> **Exercise**
Write every record out again exactly, and keep images out of it.

[Figure content listings]
◆ ◆ ◆
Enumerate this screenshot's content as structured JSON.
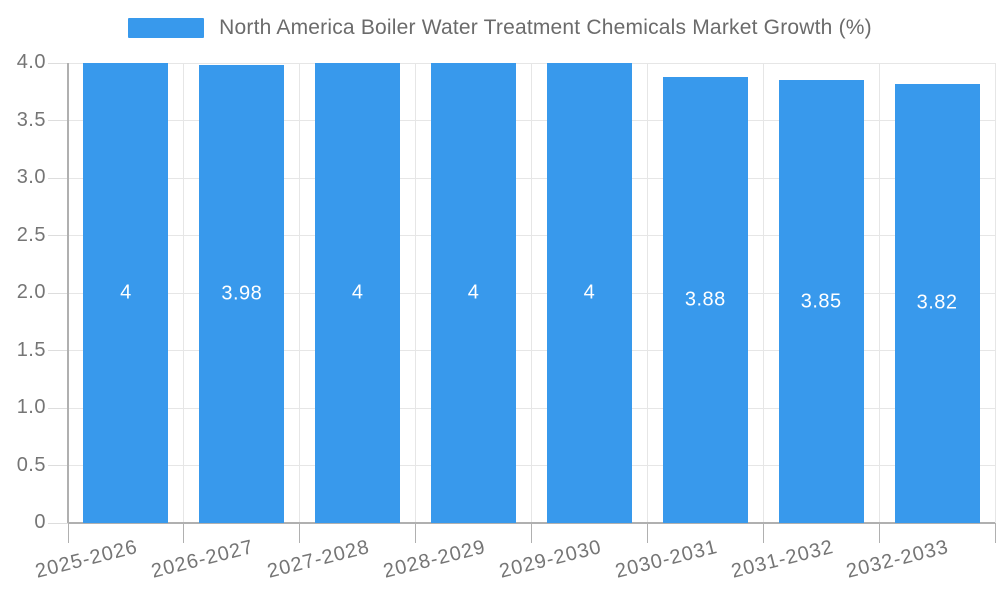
{
  "chart_data": {
    "type": "bar",
    "title": "North America Boiler Water Treatment Chemicals Market Growth (%)",
    "xlabel": "",
    "ylabel": "",
    "categories": [
      "2025-2026",
      "2026-2027",
      "2027-2028",
      "2028-2029",
      "2029-2030",
      "2030-2031",
      "2031-2032",
      "2032-2033"
    ],
    "values": [
      4,
      3.98,
      4,
      4,
      4,
      3.88,
      3.85,
      3.82
    ],
    "value_labels": [
      "4",
      "3.98",
      "4",
      "4",
      "4",
      "3.88",
      "3.85",
      "3.82"
    ],
    "ylim": [
      0,
      4
    ],
    "y_tick_labels": [
      "4.0",
      "3.5",
      "3.0",
      "2.5",
      "2.0",
      "1.5",
      "1.0",
      "0.5",
      "0"
    ],
    "grid": true,
    "legend_position": "top"
  },
  "colors": {
    "bar": "#3899ec",
    "grid": "#e6e6e6",
    "axis": "#b0b0b0",
    "x_tick": "#b0b0b0",
    "y_tick": "#dddddd",
    "axis_text": "#757575",
    "title_text": "#6b6b6b",
    "bar_label_text": "#ffffff"
  }
}
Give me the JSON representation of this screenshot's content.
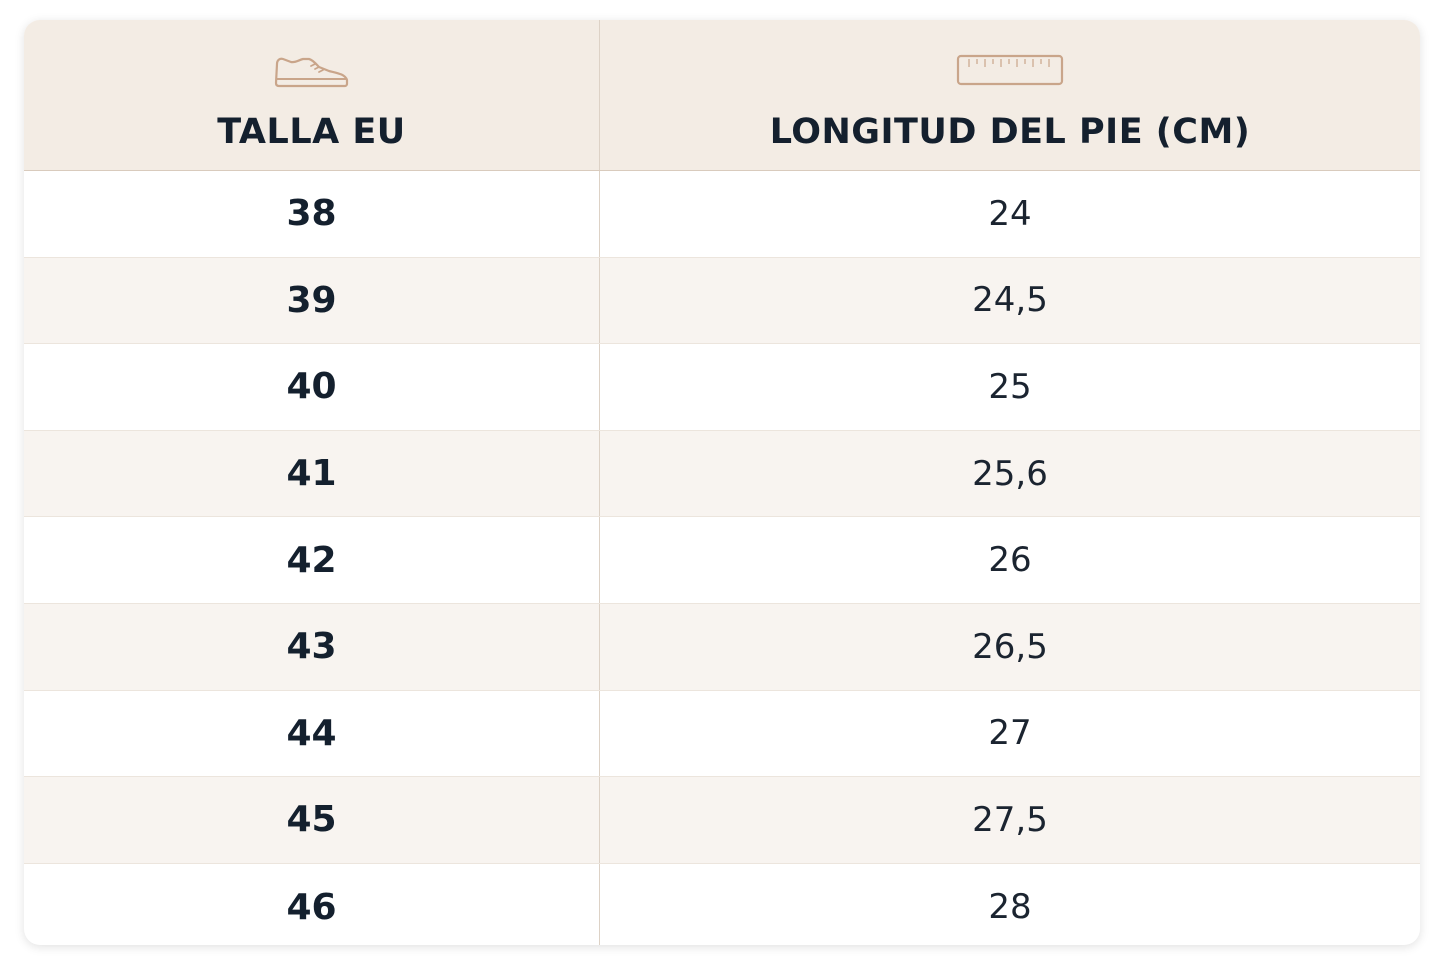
{
  "table": {
    "columns": [
      {
        "label": "TALLA EU",
        "icon": "sneaker-icon"
      },
      {
        "label": "LONGITUD DEL PIE (CM)",
        "icon": "ruler-icon"
      }
    ],
    "rows": [
      {
        "size": "38",
        "length": "24"
      },
      {
        "size": "39",
        "length": "24,5"
      },
      {
        "size": "40",
        "length": "25"
      },
      {
        "size": "41",
        "length": "25,6"
      },
      {
        "size": "42",
        "length": "26"
      },
      {
        "size": "43",
        "length": "26,5"
      },
      {
        "size": "44",
        "length": "27"
      },
      {
        "size": "45",
        "length": "27,5"
      },
      {
        "size": "46",
        "length": "28"
      }
    ]
  },
  "colors": {
    "header_bg": "#f3ece4",
    "alt_row_bg": "#f8f4f0",
    "icon_stroke": "#c9a58a",
    "text": "#14202e"
  }
}
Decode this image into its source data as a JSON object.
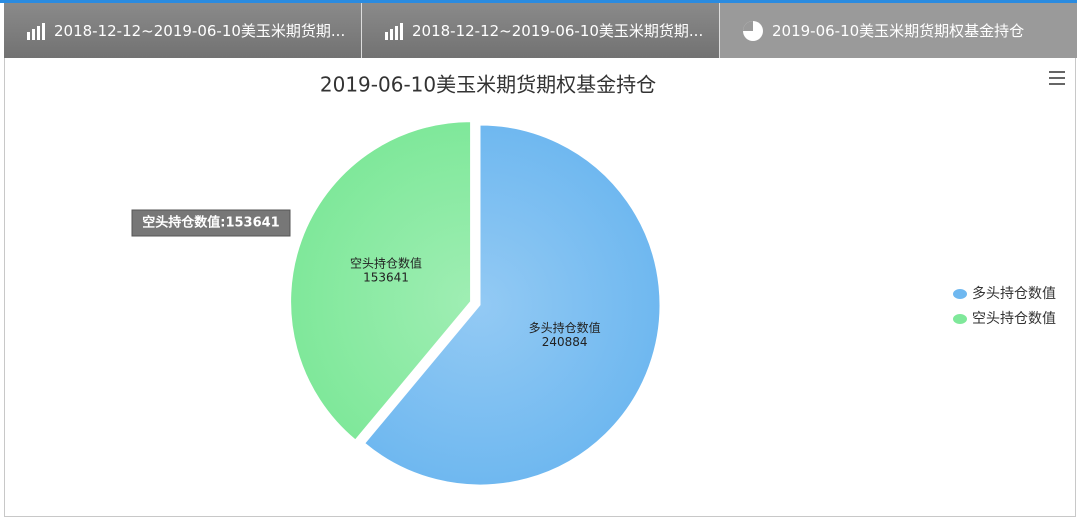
{
  "tabs": [
    "2018-12-12~2019-06-10美玉米期货期...",
    "2018-12-12~2019-06-10美玉米期货期...",
    "2019-06-10美玉米期货期权基金持仓"
  ],
  "chart_data": {
    "type": "pie",
    "title": "2019-06-10美玉米期货期权基金持仓",
    "categories": [
      "多头持仓数值",
      "空头持仓数值"
    ],
    "values": [
      240884,
      153641
    ],
    "colors": [
      "#6fb8f0",
      "#7fe89a"
    ],
    "sliced": [
      false,
      true
    ],
    "legend": "right",
    "tooltip": "空头持仓数值:153641"
  }
}
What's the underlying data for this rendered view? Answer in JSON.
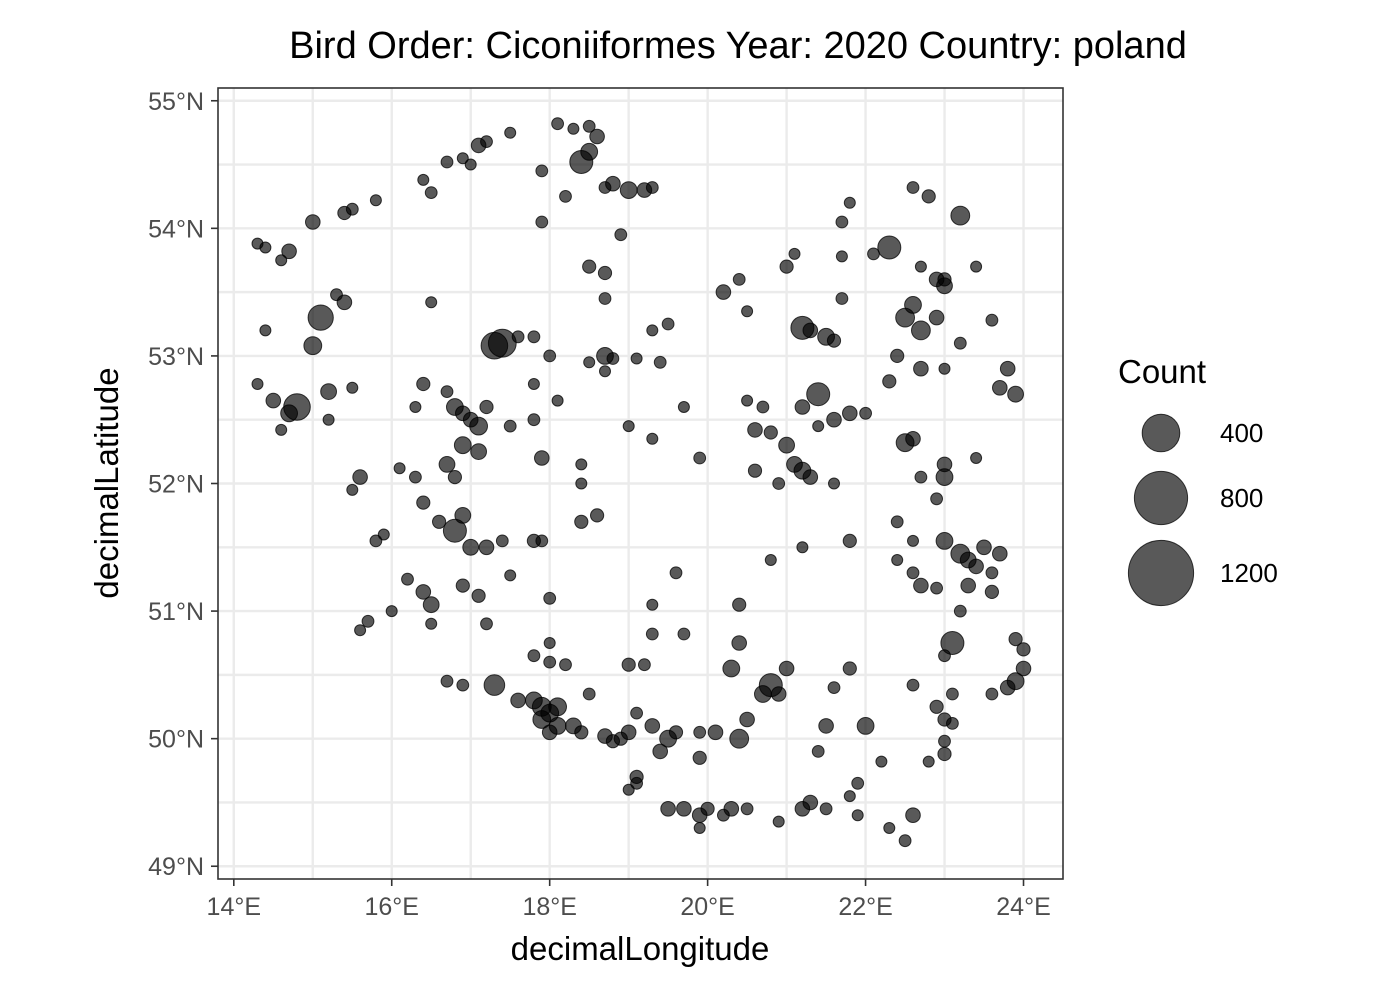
◆ ◆ ◆
> **Response below**
Enumerate this screenshot's content as structured JSON.
{
  "chart_data": {
    "type": "bar",
    "title": "North America Boiler Water Treatment Chemicals Market Growth (%)",
    "xlabel": "",
    "ylabel": "",
    "categories": [
      "2025-2026",
      "2026-2027",
      "2027-2028",
      "2028-2029",
      "2029-2030",
      "2030-2031",
      "2031-2032",
      "2032-2033"
    ],
    "values": [
      4,
      3.98,
      4,
      4,
      4,
      3.88,
      3.85,
      3.82
    ],
    "value_labels": [
      "4",
      "3.98",
      "4",
      "4",
      "4",
      "3.88",
      "3.85",
      "3.82"
    ],
    "ylim": [
      0,
      4
    ],
    "y_tick_labels": [
      "4.0",
      "3.5",
      "3.0",
      "2.5",
      "2.0",
      "1.5",
      "1.0",
      "0.5",
      "0"
    ],
    "grid": true,
    "legend_position": "top"
  },
  "colors": {
    "bar": "#3899ec",
    "grid": "#e6e6e6",
    "axis": "#b0b0b0",
    "x_tick": "#b0b0b0",
    "y_tick": "#dddddd",
    "axis_text": "#757575",
    "title_text": "#6b6b6b",
    "bar_label_text": "#ffffff"
  }
}
Give me the JSON representation of this screenshot's content.
{
  "table": {
    "columns": [
      {
        "label": "TALLA EU",
        "icon": "sneaker-icon"
      },
      {
        "label": "LONGITUD DEL PIE (CM)",
        "icon": "ruler-icon"
      }
    ],
    "rows": [
      {
        "size": "38",
        "length": "24"
      },
      {
        "size": "39",
        "length": "24,5"
      },
      {
        "size": "40",
        "length": "25"
      },
      {
        "size": "41",
        "length": "25,6"
      },
      {
        "size": "42",
        "length": "26"
      },
      {
        "size": "43",
        "length": "26,5"
      },
      {
        "size": "44",
        "length": "27"
      },
      {
        "size": "45",
        "length": "27,5"
      },
      {
        "size": "46",
        "length": "28"
      }
    ]
  },
  "colors": {
    "header_bg": "#f3ece4",
    "alt_row_bg": "#f8f4f0",
    "icon_stroke": "#c9a58a",
    "text": "#14202e"
  }
}
Decode this image into its source data as a JSON object.
{
  "tabs": [
    "2018-12-12~2019-06-10美玉米期货期...",
    "2018-12-12~2019-06-10美玉米期货期...",
    "2019-06-10美玉米期货期权基金持仓"
  ],
  "chart_data": {
    "type": "pie",
    "title": "2019-06-10美玉米期货期权基金持仓",
    "categories": [
      "多头持仓数值",
      "空头持仓数值"
    ],
    "values": [
      240884,
      153641
    ],
    "colors": [
      "#6fb8f0",
      "#7fe89a"
    ],
    "sliced": [
      false,
      true
    ],
    "legend": "right",
    "tooltip": "空头持仓数值:153641"
  }
}
What's the underlying data for this rendered view? Answer in JSON.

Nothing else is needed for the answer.